### What you will do
Among the records below, find each line that includes the string "Antrag" and copy it.
■ ■ ■ ■ ■
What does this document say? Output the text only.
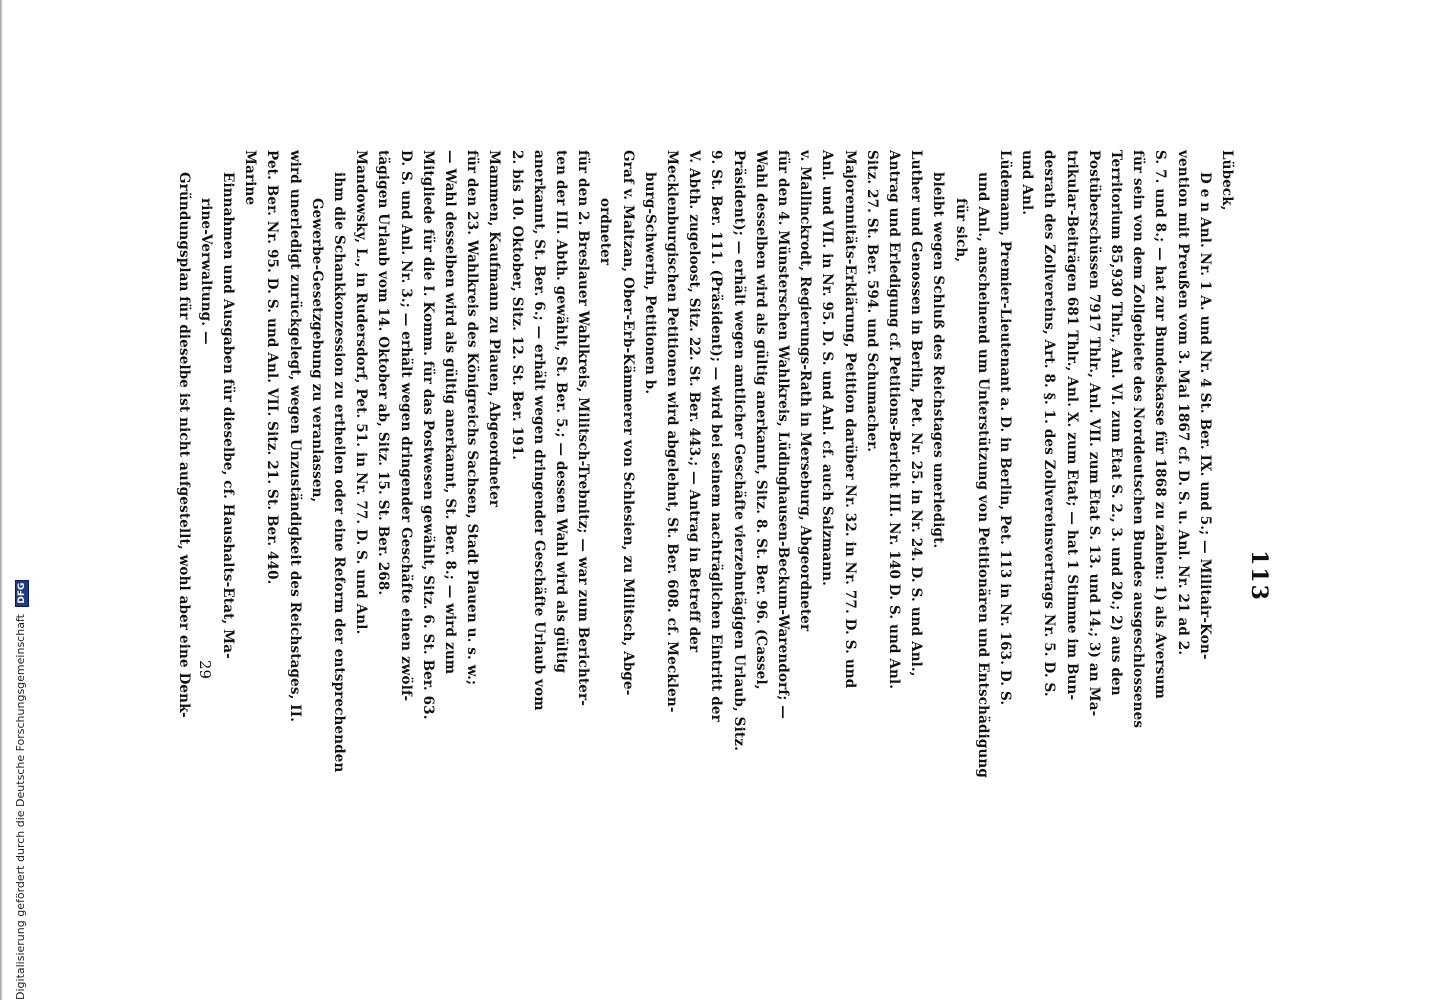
113
Lübeck,
D e n Anl. Nr. 1 A. und Nr. 4 St. Ber. IX. und 5.; — Militair-Kon-
vention mit Preußen vom 3. Mai 1867 cf. D. S. u. Anl. Nr. 21 ad 2.
S. 7. und 8.; — hat zur Bundeskasse für 1868 zu zahlen: 1) als Aversum
für sein von dem Zollgebiete des Norddeutschen Bundes ausgeschlossenes
Territorium 85,930 Thlr., Anl. VI. zum Etat S. 2., 3. und 20.; 2) aus den
Postüberschüssen 7917 Thlr., Anl. VII. zum Etat S. 13. und 14.; 3) an Ma-
trikular-Beiträgen 681 Thlr., Anl. X. zum Etat; — hat 1 Stimme im Bun-
desrath des Zollvereins, Art. 8. §. 1. des Zollvereinsvertrags Nr. 5. D. S.
und Anl.
Lüdemann, Premier-Lieutenant a. D. in Berlin, Pet. 113 in Nr. 163. D. S.
und Anl., anscheinend um Unterstützung von Petitionären und Entschädigung
für sich,
bleibt wegen Schluß des Reichstages unerledigt.
Luther und Genossen in Berlin, Pet. Nr. 25. in Nr. 24. D. S. und Anl.,
Antrag und Erledigung cf. Petitions-Bericht III. Nr. 140 D. S. und Anl.
Sitz. 27. St. Ber. 594. und Schumacher.
Majorennitäts-Erklärung, Petition darüber Nr. 32. in Nr. 77. D. S. und
Anl. und VII. in Nr. 95. D. S. und Anl. cf. auch Salzmann.
v. Mallinckrodt, Regierungs-Rath in Merseburg, Abgeordneter
für den 4. Münsterschen Wahlkreis, Lüdinghausen-Beckum-Warendorf; —
Wahl desselben wird als gültig anerkannt, Sitz. 8. St. Ber. 96. (Cassel,
Präsident); — erhält wegen amtlicher Geschäfte vierzehntägigen Urlaub, Sitz.
9. St. Ber. 111. (Präsident); — wird bei seinem nachträglichen Eintritt der
V. Abth. zugeloost, Sitz. 22. St. Ber. 443.; — Antrag in Betreff der
Mecklenburgischen Petitionen wird abgelehnt, St. Ber. 608. cf. Mecklen-
burg-Schwerin, Petitionen b.
Graf v. Maltzan, Ober-Erb-Kämmerer von Schlesien, zu Militsch, Abge-
ordneter
für den 2. Breslauer Wahlkreis, Militsch-Trebnitz; — war zum Berichter-
ten der III. Abth. gewählt, St. Ber. 5.; — dessen Wahl wird als gültig
anerkannt, St. Ber. 6.; — erhält wegen dringender Geschäfte Urlaub vom
2. bis 10. Oktober, Sitz. 12. St. Ber. 191.
Mammen, Kaufmann zu Plauen, Abgeordneter
für den 23. Wahlkreis des Königreichs Sachsen, Stadt Plauen u. s. w.;
— Wahl desselben wird als gültig anerkannt, St. Ber. 8.; — wird zum
Mitgliede für die I. Komm. für das Postwesen gewählt, Sitz. 6. St. Ber. 63.
D. S. und Anl. Nr. 3.; — erhält wegen dringender Geschäfte einen zwölf-
tägigen Urlaub vom 14. Oktober ab, Sitz. 15. St. Ber. 268.
Mandowsky, L., in Rudersdorf, Pet. 51. in Nr. 77. D. S. und Anl.
ihm die Schankkonzession zu ertheilen oder eine Reform der entsprechenden
Gewerbe-Gesetzgebung zu veranlassen,
wird unerledigt zurückgelegt, wegen Unzuständigkeit des Reichstages, II.
Pet. Ber. Nr. 95. D. S. und Anl. VII. Sitz. 21. St. Ber. 440.
Marine
Einnahmen und Ausgaben für dieselbe, cf. Haushalts-Etat, Ma-
rine-Verwaltung. —
Gründungsplan für dieselbe ist nicht aufgestellt, wohl aber eine Denk- 29
Digitalisierung gefördert durch die Deutsche Forschungsgemeinschaft DFG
■ ■ ■ ■ ■
### Output of the exercise
Antrag und Erledigung cf. Petitions-Bericht III. Nr. 140 D. S. und Anl.
V. Abth. zugeloost, Sitz. 22. St. Ber. 443.; — Antrag in Betreff der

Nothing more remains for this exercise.